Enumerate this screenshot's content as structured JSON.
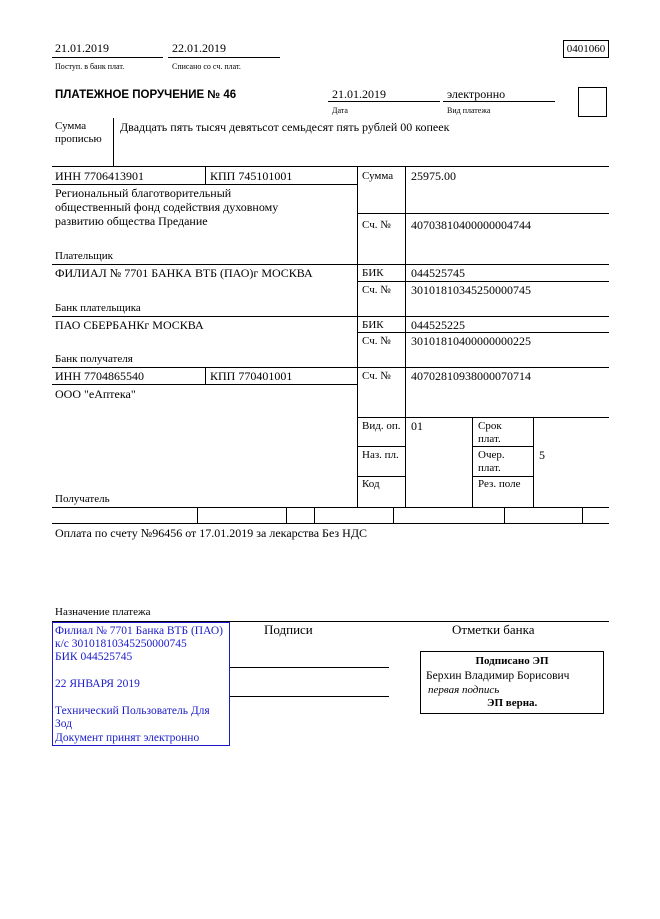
{
  "header": {
    "received_date": "21.01.2019",
    "received_label": "Поступ. в банк плат.",
    "debited_date": "22.01.2019",
    "debited_label": "Списано со сч. плат.",
    "form_code": "0401060"
  },
  "order": {
    "title": "ПЛАТЕЖНОЕ ПОРУЧЕНИЕ № 46",
    "date": "21.01.2019",
    "date_label": "Дата",
    "payment_type": "электронно",
    "payment_type_label": "Вид платежа"
  },
  "amount_words": {
    "label_line1": "Сумма",
    "label_line2": "прописью",
    "value": "Двадцать пять тысяч девятьсот семьдесят пять рублей 00 копеек"
  },
  "payer": {
    "inn": "ИНН 7706413901",
    "kpp": "КПП 745101001",
    "name_lines": [
      " Региональный благотворительный",
      "общественный фонд содействия духовному",
      "развитию общества Предание"
    ],
    "label": "Плательщик",
    "amount_label": "Сумма",
    "amount": "25975.00",
    "account_label": "Сч. №",
    "account": "40703810400000004744"
  },
  "payer_bank": {
    "name": "ФИЛИАЛ № 7701 БАНКА ВТБ (ПАО)г МОСКВА",
    "label": "Банк плательщика",
    "bik_label": "БИК",
    "bik": "044525745",
    "account_label": "Сч. №",
    "account": "30101810345250000745"
  },
  "payee_bank": {
    "name": "ПАО СБЕРБАНКг МОСКВА",
    "label": "Банк получателя",
    "bik_label": "БИК",
    "bik": "044525225",
    "account_label": "Сч. №",
    "account": "30101810400000000225"
  },
  "payee": {
    "inn": "ИНН 7704865540",
    "kpp": "КПП 770401001",
    "name": "ООО \"еАптека\"",
    "label": "Получатель",
    "account_label": "Сч. №",
    "account": "40702810938000070714"
  },
  "codes": {
    "op_type_label": "Вид. оп.",
    "op_type": "01",
    "purpose_code_label": "Наз. пл.",
    "code_label": "Код",
    "term_label_1": "Срок",
    "term_label_2": "плат.",
    "priority_label_1": "Очер.",
    "priority_label_2": "плат.",
    "priority": "5",
    "reserve_label": "Рез. поле"
  },
  "purpose": {
    "text": "Оплата по счету №96456 от 17.01.2019 за лекарства Без НДС",
    "label": "Назначение платежа"
  },
  "bank_stamp": {
    "color": "#1a1acc",
    "lines": [
      "Филиал № 7701 Банка ВТБ (ПАО)",
      "к/с 30101810345250000745",
      "БИК 044525745",
      "22 ЯНВАРЯ 2019",
      "Технический Пользователь Для",
      "Зод",
      "Документ принят электронно"
    ]
  },
  "signatures": {
    "label": "Подписи",
    "bank_marks_label": "Отметки банка"
  },
  "esign": {
    "title": "Подписано ЭП",
    "signer": "Берхин Владимир Борисович",
    "role": "первая подпись",
    "status": "ЭП верна."
  }
}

▸ What the task requires:
Copy and report every line where the word "платежа" is present.

▸ Result:
    "payment_type_label": "Вид платежа"
    "label": "Назначение платежа"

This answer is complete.